What you have to do
Make an exact copy of all the entries, with the pictures left out.

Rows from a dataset
- - -
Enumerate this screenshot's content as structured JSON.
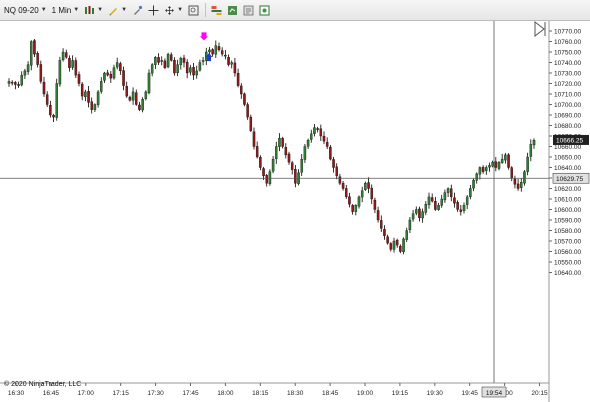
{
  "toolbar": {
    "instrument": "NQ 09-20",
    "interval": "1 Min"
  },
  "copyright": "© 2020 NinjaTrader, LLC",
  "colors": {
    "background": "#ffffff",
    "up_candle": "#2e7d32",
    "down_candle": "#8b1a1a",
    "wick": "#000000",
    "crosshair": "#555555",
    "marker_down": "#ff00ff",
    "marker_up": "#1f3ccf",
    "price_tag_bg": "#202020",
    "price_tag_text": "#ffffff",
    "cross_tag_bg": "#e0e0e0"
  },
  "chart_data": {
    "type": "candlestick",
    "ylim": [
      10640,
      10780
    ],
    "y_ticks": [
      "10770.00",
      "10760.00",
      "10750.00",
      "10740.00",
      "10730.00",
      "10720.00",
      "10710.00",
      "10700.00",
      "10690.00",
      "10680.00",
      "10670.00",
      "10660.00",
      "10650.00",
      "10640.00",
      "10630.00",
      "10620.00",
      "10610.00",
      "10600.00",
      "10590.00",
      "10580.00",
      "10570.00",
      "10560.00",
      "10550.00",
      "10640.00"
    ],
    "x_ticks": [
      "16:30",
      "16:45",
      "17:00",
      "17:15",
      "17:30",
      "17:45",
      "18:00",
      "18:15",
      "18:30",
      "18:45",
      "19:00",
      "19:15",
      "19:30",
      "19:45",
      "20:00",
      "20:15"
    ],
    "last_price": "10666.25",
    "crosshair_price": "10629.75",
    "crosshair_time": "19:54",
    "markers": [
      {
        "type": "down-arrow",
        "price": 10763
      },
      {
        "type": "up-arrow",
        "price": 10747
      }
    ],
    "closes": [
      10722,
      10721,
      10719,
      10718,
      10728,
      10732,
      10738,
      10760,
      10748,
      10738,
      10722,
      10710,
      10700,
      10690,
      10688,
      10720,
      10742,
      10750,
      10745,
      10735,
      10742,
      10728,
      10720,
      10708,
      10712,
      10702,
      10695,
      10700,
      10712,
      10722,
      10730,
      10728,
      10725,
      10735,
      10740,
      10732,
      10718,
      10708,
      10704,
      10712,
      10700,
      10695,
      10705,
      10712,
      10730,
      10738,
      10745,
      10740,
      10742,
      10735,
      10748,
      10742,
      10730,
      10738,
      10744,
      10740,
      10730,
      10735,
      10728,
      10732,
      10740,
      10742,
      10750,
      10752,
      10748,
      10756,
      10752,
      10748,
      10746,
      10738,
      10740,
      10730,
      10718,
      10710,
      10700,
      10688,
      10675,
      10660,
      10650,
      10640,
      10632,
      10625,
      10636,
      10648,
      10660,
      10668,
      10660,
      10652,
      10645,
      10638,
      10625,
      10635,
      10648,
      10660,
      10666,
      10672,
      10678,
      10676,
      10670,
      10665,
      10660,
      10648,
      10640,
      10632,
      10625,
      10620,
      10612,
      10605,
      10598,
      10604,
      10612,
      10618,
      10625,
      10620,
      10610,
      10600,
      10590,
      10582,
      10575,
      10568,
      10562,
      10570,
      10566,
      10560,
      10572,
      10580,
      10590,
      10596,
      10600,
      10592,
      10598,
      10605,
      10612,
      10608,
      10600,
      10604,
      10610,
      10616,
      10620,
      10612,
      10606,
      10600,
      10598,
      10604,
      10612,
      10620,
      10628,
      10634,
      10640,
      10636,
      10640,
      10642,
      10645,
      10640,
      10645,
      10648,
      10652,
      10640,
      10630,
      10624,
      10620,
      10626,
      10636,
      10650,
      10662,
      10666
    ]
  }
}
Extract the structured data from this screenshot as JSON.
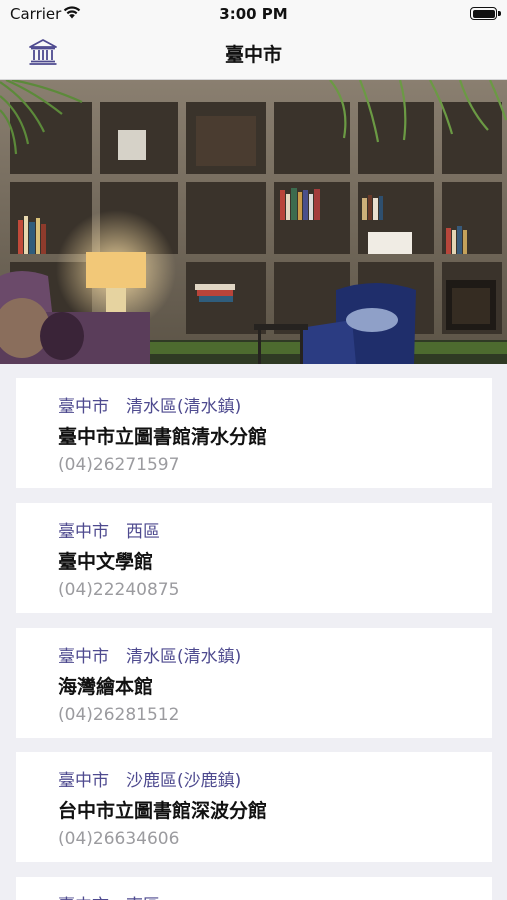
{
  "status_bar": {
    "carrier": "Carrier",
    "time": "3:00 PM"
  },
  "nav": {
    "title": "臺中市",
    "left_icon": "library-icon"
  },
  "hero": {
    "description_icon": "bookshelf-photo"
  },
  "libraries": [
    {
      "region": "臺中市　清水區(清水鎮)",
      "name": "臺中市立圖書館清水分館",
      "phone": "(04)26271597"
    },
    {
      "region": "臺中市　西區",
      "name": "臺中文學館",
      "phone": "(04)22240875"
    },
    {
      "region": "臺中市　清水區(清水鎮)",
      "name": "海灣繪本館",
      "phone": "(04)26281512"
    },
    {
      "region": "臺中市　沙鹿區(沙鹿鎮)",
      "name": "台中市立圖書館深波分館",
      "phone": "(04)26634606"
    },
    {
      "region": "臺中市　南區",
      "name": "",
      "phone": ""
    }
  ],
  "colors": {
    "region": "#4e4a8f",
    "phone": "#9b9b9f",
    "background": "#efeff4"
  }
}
- - -
Response to this task
Enumerate this screenshot's content as structured JSON.
{
  "toolbar": {
    "instrument": "NQ 09-20",
    "interval": "1 Min"
  },
  "copyright": "© 2020 NinjaTrader, LLC",
  "colors": {
    "background": "#ffffff",
    "up_candle": "#2e7d32",
    "down_candle": "#8b1a1a",
    "wick": "#000000",
    "crosshair": "#555555",
    "marker_down": "#ff00ff",
    "marker_up": "#1f3ccf",
    "price_tag_bg": "#202020",
    "price_tag_text": "#ffffff",
    "cross_tag_bg": "#e0e0e0"
  },
  "chart_data": {
    "type": "candlestick",
    "ylim": [
      10640,
      10780
    ],
    "y_ticks": [
      "10770.00",
      "10760.00",
      "10750.00",
      "10740.00",
      "10730.00",
      "10720.00",
      "10710.00",
      "10700.00",
      "10690.00",
      "10680.00",
      "10670.00",
      "10660.00",
      "10650.00",
      "10640.00",
      "10630.00",
      "10620.00",
      "10610.00",
      "10600.00",
      "10590.00",
      "10580.00",
      "10570.00",
      "10560.00",
      "10550.00",
      "10640.00"
    ],
    "x_ticks": [
      "16:30",
      "16:45",
      "17:00",
      "17:15",
      "17:30",
      "17:45",
      "18:00",
      "18:15",
      "18:30",
      "18:45",
      "19:00",
      "19:15",
      "19:30",
      "19:45",
      "20:00",
      "20:15"
    ],
    "last_price": "10666.25",
    "crosshair_price": "10629.75",
    "crosshair_time": "19:54",
    "markers": [
      {
        "type": "down-arrow",
        "price": 10763
      },
      {
        "type": "up-arrow",
        "price": 10747
      }
    ],
    "closes": [
      10722,
      10721,
      10719,
      10718,
      10728,
      10732,
      10738,
      10760,
      10748,
      10738,
      10722,
      10710,
      10700,
      10690,
      10688,
      10720,
      10742,
      10750,
      10745,
      10735,
      10742,
      10728,
      10720,
      10708,
      10712,
      10702,
      10695,
      10700,
      10712,
      10722,
      10730,
      10728,
      10725,
      10735,
      10740,
      10732,
      10718,
      10708,
      10704,
      10712,
      10700,
      10695,
      10705,
      10712,
      10730,
      10738,
      10745,
      10740,
      10742,
      10735,
      10748,
      10742,
      10730,
      10738,
      10744,
      10740,
      10730,
      10735,
      10728,
      10732,
      10740,
      10742,
      10750,
      10752,
      10748,
      10756,
      10752,
      10748,
      10746,
      10738,
      10740,
      10730,
      10718,
      10710,
      10700,
      10688,
      10675,
      10660,
      10650,
      10640,
      10632,
      10625,
      10636,
      10648,
      10660,
      10668,
      10660,
      10652,
      10645,
      10638,
      10625,
      10635,
      10648,
      10660,
      10666,
      10672,
      10678,
      10676,
      10670,
      10665,
      10660,
      10648,
      10640,
      10632,
      10625,
      10620,
      10612,
      10605,
      10598,
      10604,
      10612,
      10618,
      10625,
      10620,
      10610,
      10600,
      10590,
      10582,
      10575,
      10568,
      10562,
      10570,
      10566,
      10560,
      10572,
      10580,
      10590,
      10596,
      10600,
      10592,
      10598,
      10605,
      10612,
      10608,
      10600,
      10604,
      10610,
      10616,
      10620,
      10612,
      10606,
      10600,
      10598,
      10604,
      10612,
      10620,
      10628,
      10634,
      10640,
      10636,
      10640,
      10642,
      10645,
      10640,
      10645,
      10648,
      10652,
      10640,
      10630,
      10624,
      10620,
      10626,
      10636,
      10650,
      10662,
      10666
    ]
  }
}
Extract the structured data from this screenshot as JSON.
{
  "status_bar": {
    "carrier": "Carrier",
    "time": "3:00 PM"
  },
  "nav": {
    "title": "臺中市",
    "left_icon": "library-icon"
  },
  "hero": {
    "description_icon": "bookshelf-photo"
  },
  "libraries": [
    {
      "region": "臺中市　清水區(清水鎮)",
      "name": "臺中市立圖書館清水分館",
      "phone": "(04)26271597"
    },
    {
      "region": "臺中市　西區",
      "name": "臺中文學館",
      "phone": "(04)22240875"
    },
    {
      "region": "臺中市　清水區(清水鎮)",
      "name": "海灣繪本館",
      "phone": "(04)26281512"
    },
    {
      "region": "臺中市　沙鹿區(沙鹿鎮)",
      "name": "台中市立圖書館深波分館",
      "phone": "(04)26634606"
    },
    {
      "region": "臺中市　南區",
      "name": "",
      "phone": ""
    }
  ],
  "colors": {
    "region": "#4e4a8f",
    "phone": "#9b9b9f",
    "background": "#efeff4"
  }
}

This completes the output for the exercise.